▶ Directions: Write out each line of the material again, word for word.

Dataset entries on figures

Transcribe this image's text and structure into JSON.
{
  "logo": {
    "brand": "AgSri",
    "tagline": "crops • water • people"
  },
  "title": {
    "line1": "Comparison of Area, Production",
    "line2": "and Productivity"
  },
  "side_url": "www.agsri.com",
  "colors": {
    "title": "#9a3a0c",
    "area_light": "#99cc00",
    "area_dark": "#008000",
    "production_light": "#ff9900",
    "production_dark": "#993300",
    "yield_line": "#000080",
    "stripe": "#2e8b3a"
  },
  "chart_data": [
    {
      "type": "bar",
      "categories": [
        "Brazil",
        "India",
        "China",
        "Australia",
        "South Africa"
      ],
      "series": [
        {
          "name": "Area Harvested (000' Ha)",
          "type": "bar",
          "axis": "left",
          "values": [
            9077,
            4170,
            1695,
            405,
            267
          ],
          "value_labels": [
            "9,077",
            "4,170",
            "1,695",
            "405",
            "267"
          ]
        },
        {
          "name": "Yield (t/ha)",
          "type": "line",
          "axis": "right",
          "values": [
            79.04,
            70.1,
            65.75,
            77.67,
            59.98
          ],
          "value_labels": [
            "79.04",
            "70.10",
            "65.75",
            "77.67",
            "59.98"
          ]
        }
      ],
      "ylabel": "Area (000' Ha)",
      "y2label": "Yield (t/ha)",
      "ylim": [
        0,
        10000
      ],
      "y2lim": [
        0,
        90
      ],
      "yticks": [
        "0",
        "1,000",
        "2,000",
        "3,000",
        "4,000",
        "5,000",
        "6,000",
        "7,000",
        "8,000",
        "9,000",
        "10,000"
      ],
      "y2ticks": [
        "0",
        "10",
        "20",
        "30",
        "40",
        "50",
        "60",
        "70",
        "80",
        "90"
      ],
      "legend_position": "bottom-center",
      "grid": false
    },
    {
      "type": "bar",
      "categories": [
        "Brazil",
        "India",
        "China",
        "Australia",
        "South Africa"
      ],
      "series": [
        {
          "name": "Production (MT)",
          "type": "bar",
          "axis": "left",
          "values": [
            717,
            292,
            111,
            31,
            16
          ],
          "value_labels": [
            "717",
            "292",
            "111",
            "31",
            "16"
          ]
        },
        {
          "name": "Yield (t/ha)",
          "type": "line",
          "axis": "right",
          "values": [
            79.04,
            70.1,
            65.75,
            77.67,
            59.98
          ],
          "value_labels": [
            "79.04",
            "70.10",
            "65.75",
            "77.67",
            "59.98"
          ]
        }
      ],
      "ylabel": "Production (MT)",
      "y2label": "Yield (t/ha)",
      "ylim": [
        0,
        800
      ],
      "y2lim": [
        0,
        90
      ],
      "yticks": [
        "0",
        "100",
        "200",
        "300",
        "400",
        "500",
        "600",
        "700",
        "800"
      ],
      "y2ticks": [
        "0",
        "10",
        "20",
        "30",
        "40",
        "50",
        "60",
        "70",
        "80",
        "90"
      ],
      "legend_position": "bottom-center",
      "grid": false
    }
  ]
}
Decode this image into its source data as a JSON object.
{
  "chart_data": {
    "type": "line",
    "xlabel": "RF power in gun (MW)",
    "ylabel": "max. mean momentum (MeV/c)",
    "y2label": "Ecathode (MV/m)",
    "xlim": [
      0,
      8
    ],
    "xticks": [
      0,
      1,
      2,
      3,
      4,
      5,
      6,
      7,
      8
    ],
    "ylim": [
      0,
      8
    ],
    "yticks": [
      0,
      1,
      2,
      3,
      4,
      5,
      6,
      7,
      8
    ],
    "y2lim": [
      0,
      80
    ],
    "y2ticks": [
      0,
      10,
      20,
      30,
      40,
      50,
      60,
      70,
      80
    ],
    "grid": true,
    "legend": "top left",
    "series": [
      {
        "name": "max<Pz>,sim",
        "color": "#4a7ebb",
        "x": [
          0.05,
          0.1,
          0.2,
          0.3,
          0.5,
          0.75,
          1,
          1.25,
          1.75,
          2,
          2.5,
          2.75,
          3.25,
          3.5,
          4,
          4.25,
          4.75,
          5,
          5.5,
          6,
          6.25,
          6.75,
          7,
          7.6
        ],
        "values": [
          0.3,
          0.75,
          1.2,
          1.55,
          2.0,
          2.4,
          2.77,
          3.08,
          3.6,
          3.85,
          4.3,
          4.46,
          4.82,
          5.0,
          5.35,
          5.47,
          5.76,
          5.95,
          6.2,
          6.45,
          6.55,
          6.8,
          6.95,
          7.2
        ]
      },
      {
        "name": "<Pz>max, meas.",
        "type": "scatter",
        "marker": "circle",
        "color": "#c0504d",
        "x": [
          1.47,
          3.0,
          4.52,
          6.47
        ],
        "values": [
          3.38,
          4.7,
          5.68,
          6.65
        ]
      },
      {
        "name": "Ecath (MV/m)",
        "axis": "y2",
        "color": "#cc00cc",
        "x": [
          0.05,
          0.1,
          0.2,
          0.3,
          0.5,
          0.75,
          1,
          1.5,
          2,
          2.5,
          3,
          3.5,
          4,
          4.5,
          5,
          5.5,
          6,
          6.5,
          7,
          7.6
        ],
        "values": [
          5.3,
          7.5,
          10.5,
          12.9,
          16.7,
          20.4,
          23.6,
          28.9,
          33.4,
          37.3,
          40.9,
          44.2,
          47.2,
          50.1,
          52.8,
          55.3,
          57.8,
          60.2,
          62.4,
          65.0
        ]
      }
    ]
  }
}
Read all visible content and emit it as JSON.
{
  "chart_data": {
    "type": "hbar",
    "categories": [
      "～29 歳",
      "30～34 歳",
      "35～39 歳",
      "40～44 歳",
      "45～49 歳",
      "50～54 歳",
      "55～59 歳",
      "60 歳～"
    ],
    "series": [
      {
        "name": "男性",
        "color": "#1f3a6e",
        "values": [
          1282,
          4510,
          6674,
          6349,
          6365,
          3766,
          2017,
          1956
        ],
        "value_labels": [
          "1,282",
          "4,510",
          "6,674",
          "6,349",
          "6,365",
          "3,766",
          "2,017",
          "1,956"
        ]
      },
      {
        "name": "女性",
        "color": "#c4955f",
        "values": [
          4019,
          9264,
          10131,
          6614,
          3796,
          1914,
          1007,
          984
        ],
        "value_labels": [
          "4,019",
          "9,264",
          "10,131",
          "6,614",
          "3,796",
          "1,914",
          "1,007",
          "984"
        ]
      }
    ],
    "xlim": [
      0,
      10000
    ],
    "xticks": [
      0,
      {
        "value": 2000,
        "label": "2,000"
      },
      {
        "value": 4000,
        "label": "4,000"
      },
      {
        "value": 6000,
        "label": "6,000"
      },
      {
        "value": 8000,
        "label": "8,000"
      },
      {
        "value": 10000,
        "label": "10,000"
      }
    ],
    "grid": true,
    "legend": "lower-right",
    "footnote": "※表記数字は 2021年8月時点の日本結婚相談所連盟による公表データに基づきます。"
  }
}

▶ The reply:
Transcribe this image's text and structure into JSON.
{
  "logo": {
    "brand": "AgSri",
    "tagline": "crops • water • people"
  },
  "title": {
    "line1": "Comparison of Area, Production",
    "line2": "and Productivity"
  },
  "side_url": "www.agsri.com",
  "colors": {
    "title": "#9a3a0c",
    "area_light": "#99cc00",
    "area_dark": "#008000",
    "production_light": "#ff9900",
    "production_dark": "#993300",
    "yield_line": "#000080",
    "stripe": "#2e8b3a"
  },
  "chart_data": [
    {
      "type": "bar",
      "categories": [
        "Brazil",
        "India",
        "China",
        "Australia",
        "South Africa"
      ],
      "series": [
        {
          "name": "Area Harvested (000' Ha)",
          "type": "bar",
          "axis": "left",
          "values": [
            9077,
            4170,
            1695,
            405,
            267
          ],
          "value_labels": [
            "9,077",
            "4,170",
            "1,695",
            "405",
            "267"
          ]
        },
        {
          "name": "Yield (t/ha)",
          "type": "line",
          "axis": "right",
          "values": [
            79.04,
            70.1,
            65.75,
            77.67,
            59.98
          ],
          "value_labels": [
            "79.04",
            "70.10",
            "65.75",
            "77.67",
            "59.98"
          ]
        }
      ],
      "ylabel": "Area (000' Ha)",
      "y2label": "Yield (t/ha)",
      "ylim": [
        0,
        10000
      ],
      "y2lim": [
        0,
        90
      ],
      "yticks": [
        "0",
        "1,000",
        "2,000",
        "3,000",
        "4,000",
        "5,000",
        "6,000",
        "7,000",
        "8,000",
        "9,000",
        "10,000"
      ],
      "y2ticks": [
        "0",
        "10",
        "20",
        "30",
        "40",
        "50",
        "60",
        "70",
        "80",
        "90"
      ],
      "legend_position": "bottom-center",
      "grid": false
    },
    {
      "type": "bar",
      "categories": [
        "Brazil",
        "India",
        "China",
        "Australia",
        "South Africa"
      ],
      "series": [
        {
          "name": "Production (MT)",
          "type": "bar",
          "axis": "left",
          "values": [
            717,
            292,
            111,
            31,
            16
          ],
          "value_labels": [
            "717",
            "292",
            "111",
            "31",
            "16"
          ]
        },
        {
          "name": "Yield (t/ha)",
          "type": "line",
          "axis": "right",
          "values": [
            79.04,
            70.1,
            65.75,
            77.67,
            59.98
          ],
          "value_labels": [
            "79.04",
            "70.10",
            "65.75",
            "77.67",
            "59.98"
          ]
        }
      ],
      "ylabel": "Production (MT)",
      "y2label": "Yield (t/ha)",
      "ylim": [
        0,
        800
      ],
      "y2lim": [
        0,
        90
      ],
      "yticks": [
        "0",
        "100",
        "200",
        "300",
        "400",
        "500",
        "600",
        "700",
        "800"
      ],
      "y2ticks": [
        "0",
        "10",
        "20",
        "30",
        "40",
        "50",
        "60",
        "70",
        "80",
        "90"
      ],
      "legend_position": "bottom-center",
      "grid": false
    }
  ]
}
Decode this image into its source data as a JSON object.
{
  "chart_data": {
    "type": "line",
    "xlabel": "RF power in gun (MW)",
    "ylabel": "max. mean momentum (MeV/c)",
    "y2label": "Ecathode (MV/m)",
    "xlim": [
      0,
      8
    ],
    "xticks": [
      0,
      1,
      2,
      3,
      4,
      5,
      6,
      7,
      8
    ],
    "ylim": [
      0,
      8
    ],
    "yticks": [
      0,
      1,
      2,
      3,
      4,
      5,
      6,
      7,
      8
    ],
    "y2lim": [
      0,
      80
    ],
    "y2ticks": [
      0,
      10,
      20,
      30,
      40,
      50,
      60,
      70,
      80
    ],
    "grid": true,
    "legend": "top left",
    "series": [
      {
        "name": "max<Pz>,sim",
        "color": "#4a7ebb",
        "x": [
          0.05,
          0.1,
          0.2,
          0.3,
          0.5,
          0.75,
          1,
          1.25,
          1.75,
          2,
          2.5,
          2.75,
          3.25,
          3.5,
          4,
          4.25,
          4.75,
          5,
          5.5,
          6,
          6.25,
          6.75,
          7,
          7.6
        ],
        "values": [
          0.3,
          0.75,
          1.2,
          1.55,
          2.0,
          2.4,
          2.77,
          3.08,
          3.6,
          3.85,
          4.3,
          4.46,
          4.82,
          5.0,
          5.35,
          5.47,
          5.76,
          5.95,
          6.2,
          6.45,
          6.55,
          6.8,
          6.95,
          7.2
        ]
      },
      {
        "name": "<Pz>max, meas.",
        "type": "scatter",
        "marker": "circle",
        "color": "#c0504d",
        "x": [
          1.47,
          3.0,
          4.52,
          6.47
        ],
        "values": [
          3.38,
          4.7,
          5.68,
          6.65
        ]
      },
      {
        "name": "Ecath (MV/m)",
        "axis": "y2",
        "color": "#cc00cc",
        "x": [
          0.05,
          0.1,
          0.2,
          0.3,
          0.5,
          0.75,
          1,
          1.5,
          2,
          2.5,
          3,
          3.5,
          4,
          4.5,
          5,
          5.5,
          6,
          6.5,
          7,
          7.6
        ],
        "values": [
          5.3,
          7.5,
          10.5,
          12.9,
          16.7,
          20.4,
          23.6,
          28.9,
          33.4,
          37.3,
          40.9,
          44.2,
          47.2,
          50.1,
          52.8,
          55.3,
          57.8,
          60.2,
          62.4,
          65.0
        ]
      }
    ]
  }
}
Read all visible content and emit it as JSON.
{
  "chart_data": {
    "type": "hbar",
    "categories": [
      "～29 歳",
      "30～34 歳",
      "35～39 歳",
      "40～44 歳",
      "45～49 歳",
      "50～54 歳",
      "55～59 歳",
      "60 歳～"
    ],
    "series": [
      {
        "name": "男性",
        "color": "#1f3a6e",
        "values": [
          1282,
          4510,
          6674,
          6349,
          6365,
          3766,
          2017,
          1956
        ],
        "value_labels": [
          "1,282",
          "4,510",
          "6,674",
          "6,349",
          "6,365",
          "3,766",
          "2,017",
          "1,956"
        ]
      },
      {
        "name": "女性",
        "color": "#c4955f",
        "values": [
          4019,
          9264,
          10131,
          6614,
          3796,
          1914,
          1007,
          984
        ],
        "value_labels": [
          "4,019",
          "9,264",
          "10,131",
          "6,614",
          "3,796",
          "1,914",
          "1,007",
          "984"
        ]
      }
    ],
    "xlim": [
      0,
      10000
    ],
    "xticks": [
      0,
      {
        "value": 2000,
        "label": "2,000"
      },
      {
        "value": 4000,
        "label": "4,000"
      },
      {
        "value": 6000,
        "label": "6,000"
      },
      {
        "value": 8000,
        "label": "8,000"
      },
      {
        "value": 10000,
        "label": "10,000"
      }
    ],
    "grid": true,
    "legend": "lower-right",
    "footnote": "※表記数字は 2021年8月時点の日本結婚相談所連盟による公表データに基づきます。"
  }
}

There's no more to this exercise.